TASK DESCRIPTION — Transcribe the records below exactly, leaving out any pictures.

+ + + +

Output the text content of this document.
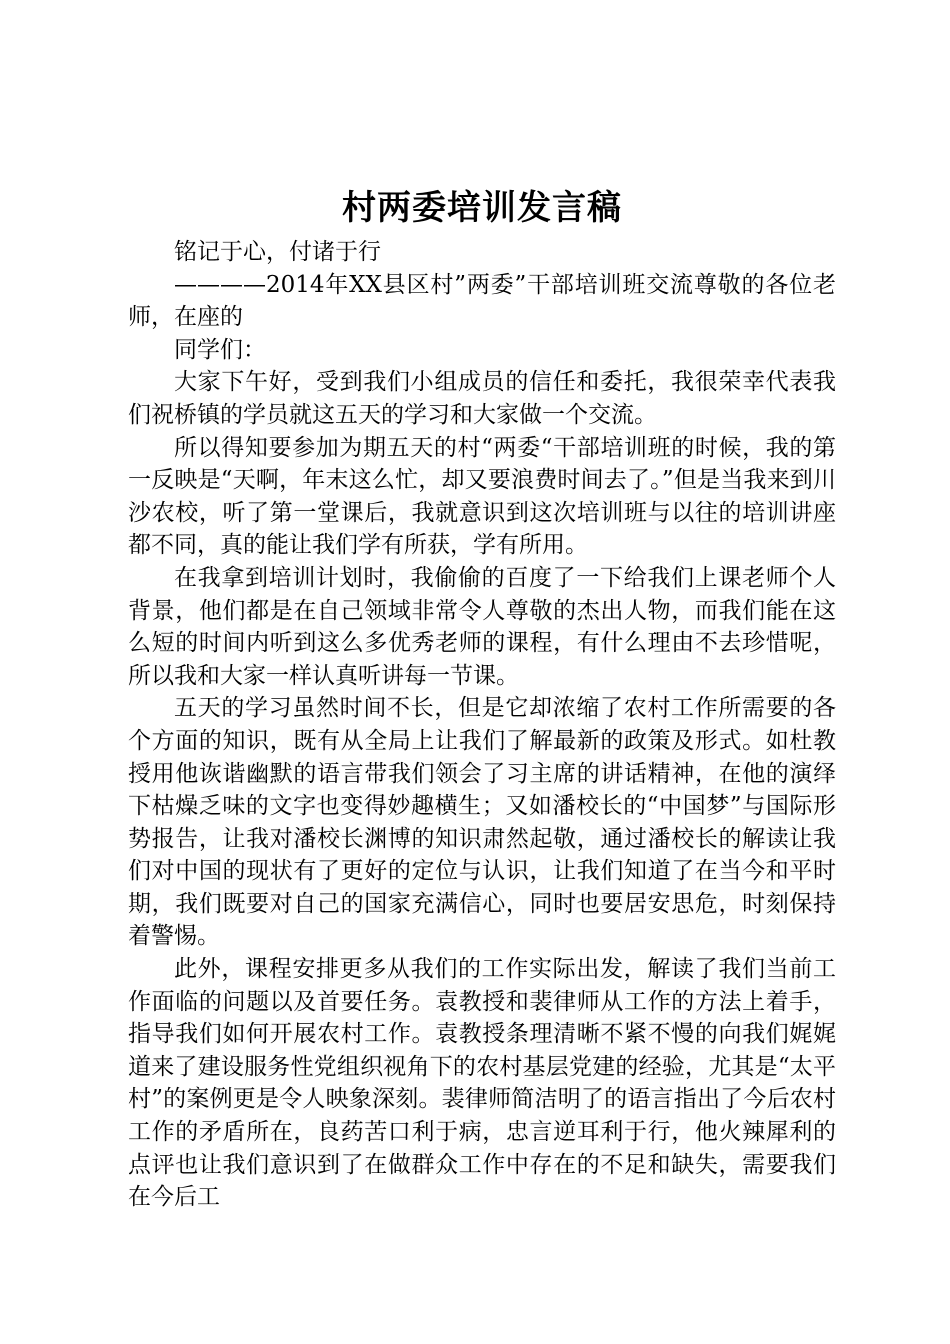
村两委培训发言稿

铭记于心，付诸于行

————2014年XX县区村”两委”干部培训班交流尊敬的各位老师，在座的

同学们：

大家下午好，受到我们小组成员的信任和委托，我很荣幸代表我们祝桥镇的学员就这五天的学习和大家做一个交流。

所以得知要参加为期五天的村“两委“干部培训班的时候，我的第一反映是“天啊，年末这么忙，却又要浪费时间去了。”但是当我来到川沙农校，听了第一堂课后，我就意识到这次培训班与以往的培训讲座都不同，真的能让我们学有所获，学有所用。

在我拿到培训计划时，我偷偷的百度了一下给我们上课老师个人背景，他们都是在自己领域非常令人尊敬的杰出人物，而我们能在这么短的时间内听到这么多优秀老师的课程，有什么理由不去珍惜呢，所以我和大家一样认真听讲每一节课。

五天的学习虽然时间不长，但是它却浓缩了农村工作所需要的各个方面的知识，既有从全局上让我们了解最新的政策及形式。如杜教授用他诙谐幽默的语言带我们领会了习主席的讲话精神，在他的演绎下枯燥乏味的文字也变得妙趣横生；又如潘校长的“中国梦”与国际形势报告，让我对潘校长渊博的知识肃然起敬，通过潘校长的解读让我们对中国的现状有了更好的定位与认识，让我们知道了在当今和平时期，我们既要对自己的国家充满信心，同时也要居安思危，时刻保持着警惕。

此外，课程安排更多从我们的工作实际出发，解读了我们当前工作面临的问题以及首要任务。袁教授和裴律师从工作的方法上着手，指导我们如何开展农村工作。袁教授条理清晰不紧不慢的向我们娓娓道来了建设服务性党组织视角下的农村基层党建的经验，尤其是“太平村”的案例更是令人映象深刻。裴律师简洁明了的语言指出了今后农村工作的矛盾所在，良药苦口利于病，忠言逆耳利于行，他火辣犀利的点评也让我们意识到了在做群众工作中存在的不足和缺失，需要我们在今后工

+ + + +

THE COMPLETED TASK —
Output the text content of this document.
村两委培训发言稿

铭记于心，付诸于行

————2014年XX县区村”两委”干部培训班交流尊敬的各位老师，在座的

同学们：

大家下午好，受到我们小组成员的信任和委托，我很荣幸代表我们祝桥镇的学员就这五天的学习和大家做一个交流。

所以得知要参加为期五天的村“两委“干部培训班的时候，我的第一反映是“天啊，年末这么忙，却又要浪费时间去了。”但是当我来到川沙农校，听了第一堂课后，我就意识到这次培训班与以往的培训讲座都不同，真的能让我们学有所获，学有所用。

在我拿到培训计划时，我偷偷的百度了一下给我们上课老师个人背景，他们都是在自己领域非常令人尊敬的杰出人物，而我们能在这么短的时间内听到这么多优秀老师的课程，有什么理由不去珍惜呢，所以我和大家一样认真听讲每一节课。

五天的学习虽然时间不长，但是它却浓缩了农村工作所需要的各个方面的知识，既有从全局上让我们了解最新的政策及形式。如杜教授用他诙谐幽默的语言带我们领会了习主席的讲话精神，在他的演绎下枯燥乏味的文字也变得妙趣横生；又如潘校长的“中国梦”与国际形势报告，让我对潘校长渊博的知识肃然起敬，通过潘校长的解读让我们对中国的现状有了更好的定位与认识，让我们知道了在当今和平时期，我们既要对自己的国家充满信心，同时也要居安思危，时刻保持着警惕。

此外，课程安排更多从我们的工作实际出发，解读了我们当前工作面临的问题以及首要任务。袁教授和裴律师从工作的方法上着手，指导我们如何开展农村工作。袁教授条理清晰不紧不慢的向我们娓娓道来了建设服务性党组织视角下的农村基层党建的经验，尤其是“太平村”的案例更是令人映象深刻。裴律师简洁明了的语言指出了今后农村工作的矛盾所在，良药苦口利于病，忠言逆耳利于行，他火辣犀利的点评也让我们意识到了在做群众工作中存在的不足和缺失，需要我们在今后工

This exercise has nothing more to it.